++++ PROVIDED DATA ++++

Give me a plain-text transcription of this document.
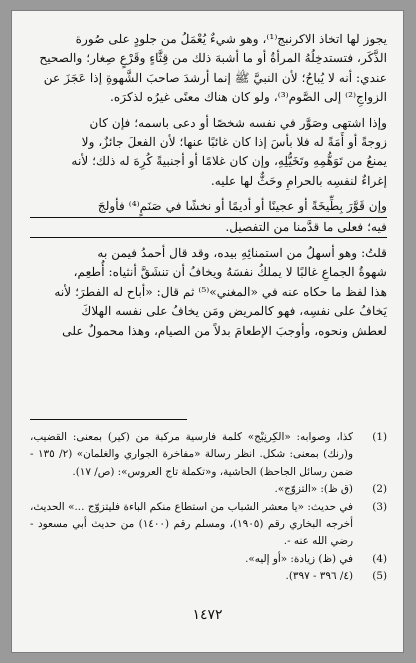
يجوز لها اتخاذ الاكرنبج⁽¹⁾، وهو شيءٌ يُعْمَلُ من جلودٍ على صُورة

الذَّكَر، فتستدخِلُهُ المرأةُ أو ما أشبهَ ذلك من قِثَّاءٍ وقَرْعٍ صِغار؛ والصحيح

عندي: أنه لا يُباحُ؛ لأن النبيَّ ﷺ إنما أرشدَ صاحبَ الشَّهوةِ إذا عَجَزَ عن

الزواجِ⁽²⁾ إلى الصَّوم⁽³⁾، ولو كان هناك معنًى غيرُه لذكرَه.

وإذا اشتهى وصَوَّر في نفسه شخصًا أو دعى باسمه؛ فإن كان

زوجةً أو أَمَةً له فلا بأسَ إذا كان غائبًا عنها؛ لأن الفعلَ جائزٌ، ولا

يمنعُ من تَوَهُّمِهِ وتَخَيُّلِهِ، وإن كان غلامًا أو أجنبيةً كُرِهَ له ذلك؛ لأنه

إغراءٌ لنفسِه بالحرامِ وحَثٌّ لها عليه.

وإن قَوَّرَ بِطِّيخَةً أو عجينًا أو أديمًا أو نخشًا في صَنَمٍ⁽⁴⁾ فأولجَ

فيه؛ فعلى ما قدَّمنا من التفصيل.

قلتُ: وهو أسهلُ من استمنائِهِ بيده، وقد قال أحمدُ فيمن به

شهوةُ الجماعِ غالبًا لا يملكُ نفسَهُ ويخافُ أن تنشَقَّ أنثياه: أُطعِم،

هذا لفظ ما حكاه عنه في «المغني»⁽⁵⁾ ثم قال: «أباح له الفطرَ؛ لأنه

يَخافُ على نفسِه، فهو كالمريض ومَن يخافُ على نفسه الهلاكَ

لعطش ونحوه، وأوجبَ الإطعامَ بدلاً من الصيام، وهذا محمولٌ على

(1)
كذا، وصوابه: «الكِرنِبْج» كلمة فارسية مركبة من (كير) بمعنى: القضيب، و(رنك) بمعنى: شكل. انظر رسالة «مفاخرة الجواري والغلمان» (٢/ ١٣٥ - ضمن رسائل الجاحظ) الحاشية، و«تكملة تاج العروس»: (ص/ ١٧).
(2)
(ق ظ): «التزوّج».
(3)
في حديث: «يا معشر الشباب من استطاع منكم الباءة فليتزوّج ...» الحديث، أخرجه البخاري رقم (١٩٠٥)، ومسلم رقم (١٤٠٠) من حديث أبي مسعود - رضي الله عنه -.
(4)
في (ظ) زيادة: «أو إليه».
(5)
(٤/ ٣٩٦ - ٣٩٧).
١٤٧٢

++++

TASK DESCRIPTION: Your task is to list each line of the records with the word "نفسه".

OUTPUT:
وإذا اشتهى وصَوَّر في نفسه شخصًا أو دعى باسمه؛ فإن كان
يَخافُ على نفسِه، فهو كالمريض ومَن يخافُ على نفسه الهلاكَ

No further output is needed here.